=== AVAILABLE RECORDS ===

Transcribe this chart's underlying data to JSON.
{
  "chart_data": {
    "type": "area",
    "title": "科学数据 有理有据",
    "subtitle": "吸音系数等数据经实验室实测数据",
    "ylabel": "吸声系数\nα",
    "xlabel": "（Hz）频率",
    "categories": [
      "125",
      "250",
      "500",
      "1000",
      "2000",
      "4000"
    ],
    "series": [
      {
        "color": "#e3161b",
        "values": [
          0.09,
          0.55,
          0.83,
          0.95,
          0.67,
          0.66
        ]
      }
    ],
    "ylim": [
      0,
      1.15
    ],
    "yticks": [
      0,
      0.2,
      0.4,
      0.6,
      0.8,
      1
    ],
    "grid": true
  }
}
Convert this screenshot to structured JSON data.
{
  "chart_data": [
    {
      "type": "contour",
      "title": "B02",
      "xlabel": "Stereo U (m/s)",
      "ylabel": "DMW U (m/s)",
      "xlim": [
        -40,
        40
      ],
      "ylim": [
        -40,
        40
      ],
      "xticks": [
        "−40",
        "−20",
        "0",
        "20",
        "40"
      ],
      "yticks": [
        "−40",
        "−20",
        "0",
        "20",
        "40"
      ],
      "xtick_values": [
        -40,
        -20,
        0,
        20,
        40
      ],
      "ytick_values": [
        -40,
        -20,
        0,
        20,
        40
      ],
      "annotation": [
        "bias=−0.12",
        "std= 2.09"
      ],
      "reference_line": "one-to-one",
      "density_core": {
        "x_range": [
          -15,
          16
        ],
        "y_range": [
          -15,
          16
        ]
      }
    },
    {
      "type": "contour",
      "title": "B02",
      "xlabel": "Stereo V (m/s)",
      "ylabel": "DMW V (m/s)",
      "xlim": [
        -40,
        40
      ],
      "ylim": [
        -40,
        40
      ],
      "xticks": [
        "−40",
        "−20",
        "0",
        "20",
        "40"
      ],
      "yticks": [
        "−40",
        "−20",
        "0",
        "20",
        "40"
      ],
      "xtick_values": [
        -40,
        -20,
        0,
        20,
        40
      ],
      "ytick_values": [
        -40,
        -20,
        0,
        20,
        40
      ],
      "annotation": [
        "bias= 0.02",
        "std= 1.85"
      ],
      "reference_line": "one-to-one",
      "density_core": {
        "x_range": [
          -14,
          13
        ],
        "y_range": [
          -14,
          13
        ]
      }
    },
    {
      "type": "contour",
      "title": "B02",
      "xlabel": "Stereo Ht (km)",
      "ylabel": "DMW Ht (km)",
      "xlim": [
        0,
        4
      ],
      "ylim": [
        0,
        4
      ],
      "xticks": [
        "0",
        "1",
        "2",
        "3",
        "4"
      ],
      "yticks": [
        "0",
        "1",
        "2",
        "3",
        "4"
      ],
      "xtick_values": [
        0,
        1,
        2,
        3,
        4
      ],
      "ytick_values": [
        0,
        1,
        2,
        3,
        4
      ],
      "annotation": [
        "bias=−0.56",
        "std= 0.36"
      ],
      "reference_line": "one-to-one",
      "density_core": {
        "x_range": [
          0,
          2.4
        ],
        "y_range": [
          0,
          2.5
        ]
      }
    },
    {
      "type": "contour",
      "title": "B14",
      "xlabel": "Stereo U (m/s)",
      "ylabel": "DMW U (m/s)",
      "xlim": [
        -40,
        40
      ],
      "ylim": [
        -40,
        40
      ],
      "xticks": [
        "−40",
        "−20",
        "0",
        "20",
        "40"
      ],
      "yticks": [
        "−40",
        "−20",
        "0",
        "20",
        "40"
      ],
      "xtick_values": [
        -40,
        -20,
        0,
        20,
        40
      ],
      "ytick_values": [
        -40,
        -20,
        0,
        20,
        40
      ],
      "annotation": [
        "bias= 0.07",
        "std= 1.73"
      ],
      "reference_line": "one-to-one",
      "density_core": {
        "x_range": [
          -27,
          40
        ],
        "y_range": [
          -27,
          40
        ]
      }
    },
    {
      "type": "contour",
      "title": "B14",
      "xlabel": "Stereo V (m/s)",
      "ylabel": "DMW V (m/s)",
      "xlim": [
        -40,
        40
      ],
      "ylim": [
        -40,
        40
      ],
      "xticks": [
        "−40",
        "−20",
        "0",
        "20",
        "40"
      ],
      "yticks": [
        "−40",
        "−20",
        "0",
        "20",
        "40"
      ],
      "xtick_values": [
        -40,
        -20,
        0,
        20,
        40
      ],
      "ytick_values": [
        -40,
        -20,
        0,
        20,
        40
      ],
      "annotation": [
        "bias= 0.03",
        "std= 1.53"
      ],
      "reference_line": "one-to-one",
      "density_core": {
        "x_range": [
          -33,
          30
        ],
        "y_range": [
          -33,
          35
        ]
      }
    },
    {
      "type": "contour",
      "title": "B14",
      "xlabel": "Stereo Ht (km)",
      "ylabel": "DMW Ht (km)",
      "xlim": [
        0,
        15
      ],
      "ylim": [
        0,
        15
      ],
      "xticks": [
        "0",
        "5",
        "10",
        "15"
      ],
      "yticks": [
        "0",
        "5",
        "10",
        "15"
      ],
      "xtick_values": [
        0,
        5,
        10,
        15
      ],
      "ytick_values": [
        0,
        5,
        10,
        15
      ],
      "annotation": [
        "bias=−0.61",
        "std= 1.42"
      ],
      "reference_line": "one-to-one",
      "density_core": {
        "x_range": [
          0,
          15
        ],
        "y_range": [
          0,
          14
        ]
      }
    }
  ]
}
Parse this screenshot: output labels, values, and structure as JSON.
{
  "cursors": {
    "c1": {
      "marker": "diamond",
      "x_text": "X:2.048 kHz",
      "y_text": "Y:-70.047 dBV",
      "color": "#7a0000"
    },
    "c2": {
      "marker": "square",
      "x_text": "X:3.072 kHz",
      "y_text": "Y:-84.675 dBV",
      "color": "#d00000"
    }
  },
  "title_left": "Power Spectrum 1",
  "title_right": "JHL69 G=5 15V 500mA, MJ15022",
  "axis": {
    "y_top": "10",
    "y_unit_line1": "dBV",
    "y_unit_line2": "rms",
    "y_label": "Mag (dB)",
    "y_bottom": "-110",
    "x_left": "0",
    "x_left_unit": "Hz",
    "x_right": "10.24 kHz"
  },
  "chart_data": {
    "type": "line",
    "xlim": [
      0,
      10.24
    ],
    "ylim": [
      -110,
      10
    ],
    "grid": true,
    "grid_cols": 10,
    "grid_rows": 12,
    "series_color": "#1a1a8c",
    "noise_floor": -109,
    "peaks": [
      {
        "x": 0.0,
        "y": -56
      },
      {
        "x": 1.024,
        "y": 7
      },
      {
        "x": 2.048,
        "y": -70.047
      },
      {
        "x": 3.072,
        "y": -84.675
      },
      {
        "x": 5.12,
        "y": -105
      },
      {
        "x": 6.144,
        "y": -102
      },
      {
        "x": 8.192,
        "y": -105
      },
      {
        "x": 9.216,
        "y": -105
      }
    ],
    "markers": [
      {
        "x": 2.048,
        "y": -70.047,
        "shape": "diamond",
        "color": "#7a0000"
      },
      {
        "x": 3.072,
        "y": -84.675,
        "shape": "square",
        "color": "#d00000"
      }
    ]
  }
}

===

DO THIS ::
Copy each line of the entries that includes the word "JSON".

TASK SOLUTION ::
Transcribe this chart's underlying data to JSON.
Convert this screenshot to structured JSON data.
Parse this screenshot: output labels, values, and structure as JSON.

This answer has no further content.